[Records excerpted from a collection]
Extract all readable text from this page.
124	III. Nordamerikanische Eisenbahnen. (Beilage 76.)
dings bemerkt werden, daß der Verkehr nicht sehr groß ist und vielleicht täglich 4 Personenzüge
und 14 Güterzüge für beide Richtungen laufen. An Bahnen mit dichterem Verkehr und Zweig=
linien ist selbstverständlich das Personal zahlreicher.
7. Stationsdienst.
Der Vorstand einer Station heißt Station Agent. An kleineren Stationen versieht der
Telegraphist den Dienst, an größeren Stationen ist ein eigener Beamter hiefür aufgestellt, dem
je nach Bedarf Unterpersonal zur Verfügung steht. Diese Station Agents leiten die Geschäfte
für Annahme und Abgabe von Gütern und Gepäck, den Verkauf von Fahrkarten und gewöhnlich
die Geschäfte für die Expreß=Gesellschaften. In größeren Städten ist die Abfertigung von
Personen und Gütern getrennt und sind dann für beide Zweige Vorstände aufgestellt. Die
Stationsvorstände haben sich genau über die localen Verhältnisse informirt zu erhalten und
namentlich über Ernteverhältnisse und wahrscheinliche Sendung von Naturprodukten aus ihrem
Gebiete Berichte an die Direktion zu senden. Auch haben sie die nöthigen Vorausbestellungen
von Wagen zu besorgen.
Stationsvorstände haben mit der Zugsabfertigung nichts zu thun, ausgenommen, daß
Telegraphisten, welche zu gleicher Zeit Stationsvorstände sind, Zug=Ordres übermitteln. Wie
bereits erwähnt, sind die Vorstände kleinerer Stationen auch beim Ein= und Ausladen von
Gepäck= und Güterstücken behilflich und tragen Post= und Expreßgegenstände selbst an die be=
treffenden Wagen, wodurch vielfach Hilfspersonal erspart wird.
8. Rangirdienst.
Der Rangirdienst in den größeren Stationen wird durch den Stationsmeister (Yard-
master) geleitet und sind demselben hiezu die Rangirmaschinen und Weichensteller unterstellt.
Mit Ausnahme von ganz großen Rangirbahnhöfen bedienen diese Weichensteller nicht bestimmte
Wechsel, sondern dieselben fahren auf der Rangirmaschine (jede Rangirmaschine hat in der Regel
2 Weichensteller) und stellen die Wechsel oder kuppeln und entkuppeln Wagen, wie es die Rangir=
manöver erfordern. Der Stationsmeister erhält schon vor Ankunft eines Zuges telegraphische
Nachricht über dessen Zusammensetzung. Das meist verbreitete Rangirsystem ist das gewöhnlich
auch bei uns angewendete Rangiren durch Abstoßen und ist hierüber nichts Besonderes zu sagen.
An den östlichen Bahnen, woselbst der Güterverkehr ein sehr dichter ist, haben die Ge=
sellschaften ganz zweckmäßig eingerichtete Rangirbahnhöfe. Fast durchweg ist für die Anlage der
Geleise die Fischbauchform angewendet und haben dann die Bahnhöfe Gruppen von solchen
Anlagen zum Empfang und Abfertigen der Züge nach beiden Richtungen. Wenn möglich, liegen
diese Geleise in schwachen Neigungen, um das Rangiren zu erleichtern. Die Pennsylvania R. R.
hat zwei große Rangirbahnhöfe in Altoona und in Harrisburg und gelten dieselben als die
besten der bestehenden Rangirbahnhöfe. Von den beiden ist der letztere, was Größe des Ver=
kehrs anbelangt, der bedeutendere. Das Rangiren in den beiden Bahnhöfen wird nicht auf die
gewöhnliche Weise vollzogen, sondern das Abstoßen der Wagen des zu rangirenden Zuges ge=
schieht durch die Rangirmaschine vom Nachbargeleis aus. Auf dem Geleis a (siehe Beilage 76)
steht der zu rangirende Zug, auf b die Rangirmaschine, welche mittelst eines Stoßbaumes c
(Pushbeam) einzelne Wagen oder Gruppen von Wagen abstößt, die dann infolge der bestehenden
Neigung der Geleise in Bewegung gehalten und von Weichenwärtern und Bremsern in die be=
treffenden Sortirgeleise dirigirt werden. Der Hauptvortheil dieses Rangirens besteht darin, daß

Problem details
Write out every entry exactly as it appears.

Solved exercise
Extract all readable text from this page.
124	III. Nordamerikanische Eisenbahnen. (Beilage 76.)
dings bemerkt werden, daß der Verkehr nicht sehr groß ist und vielleicht täglich 4 Personenzüge
und 14 Güterzüge für beide Richtungen laufen. An Bahnen mit dichterem Verkehr und Zweig=
linien ist selbstverständlich das Personal zahlreicher.
7. Stationsdienst.
Der Vorstand einer Station heißt Station Agent. An kleineren Stationen versieht der
Telegraphist den Dienst, an größeren Stationen ist ein eigener Beamter hiefür aufgestellt, dem
je nach Bedarf Unterpersonal zur Verfügung steht. Diese Station Agents leiten die Geschäfte
für Annahme und Abgabe von Gütern und Gepäck, den Verkauf von Fahrkarten und gewöhnlich
die Geschäfte für die Expreß=Gesellschaften. In größeren Städten ist die Abfertigung von
Personen und Gütern getrennt und sind dann für beide Zweige Vorstände aufgestellt. Die
Stationsvorstände haben sich genau über die localen Verhältnisse informirt zu erhalten und
namentlich über Ernteverhältnisse und wahrscheinliche Sendung von Naturprodukten aus ihrem
Gebiete Berichte an die Direktion zu senden. Auch haben sie die nöthigen Vorausbestellungen
von Wagen zu besorgen.
Stationsvorstände haben mit der Zugsabfertigung nichts zu thun, ausgenommen, daß
Telegraphisten, welche zu gleicher Zeit Stationsvorstände sind, Zug=Ordres übermitteln. Wie
bereits erwähnt, sind die Vorstände kleinerer Stationen auch beim Ein= und Ausladen von
Gepäck= und Güterstücken behilflich und tragen Post= und Expreßgegenstände selbst an die be=
treffenden Wagen, wodurch vielfach Hilfspersonal erspart wird.
8. Rangirdienst.
Der Rangirdienst in den größeren Stationen wird durch den Stationsmeister (Yard-
master) geleitet und sind demselben hiezu die Rangirmaschinen und Weichensteller unterstellt.
Mit Ausnahme von ganz großen Rangirbahnhöfen bedienen diese Weichensteller nicht bestimmte
Wechsel, sondern dieselben fahren auf der Rangirmaschine (jede Rangirmaschine hat in der Regel
2 Weichensteller) und stellen die Wechsel oder kuppeln und entkuppeln Wagen, wie es die Rangir=
manöver erfordern. Der Stationsmeister erhält schon vor Ankunft eines Zuges telegraphische
Nachricht über dessen Zusammensetzung. Das meist verbreitete Rangirsystem ist das gewöhnlich
auch bei uns angewendete Rangiren durch Abstoßen und ist hierüber nichts Besonderes zu sagen.
An den östlichen Bahnen, woselbst der Güterverkehr ein sehr dichter ist, haben die Ge=
sellschaften ganz zweckmäßig eingerichtete Rangirbahnhöfe. Fast durchweg ist für die Anlage der
Geleise die Fischbauchform angewendet und haben dann die Bahnhöfe Gruppen von solchen
Anlagen zum Empfang und Abfertigen der Züge nach beiden Richtungen. Wenn möglich, liegen
diese Geleise in schwachen Neigungen, um das Rangiren zu erleichtern. Die Pennsylvania R. R.
hat zwei große Rangirbahnhöfe in Altoona und in Harrisburg und gelten dieselben als die
besten der bestehenden Rangirbahnhöfe. Von den beiden ist der letztere, was Größe des Ver=
kehrs anbelangt, der bedeutendere. Das Rangiren in den beiden Bahnhöfen wird nicht auf die
gewöhnliche Weise vollzogen, sondern das Abstoßen der Wagen des zu rangirenden Zuges ge=
schieht durch die Rangirmaschine vom Nachbargeleis aus. Auf dem Geleis a (siehe Beilage 76)
steht der zu rangirende Zug, auf b die Rangirmaschine, welche mittelst eines Stoßbaumes c
(Pushbeam) einzelne Wagen oder Gruppen von Wagen abstößt, die dann infolge der bestehenden
Neigung der Geleise in Bewegung gehalten und von Weichenwärtern und Bremsern in die be=
treffenden Sortirgeleise dirigirt werden. Der Hauptvortheil dieses Rangirens besteht darin, daß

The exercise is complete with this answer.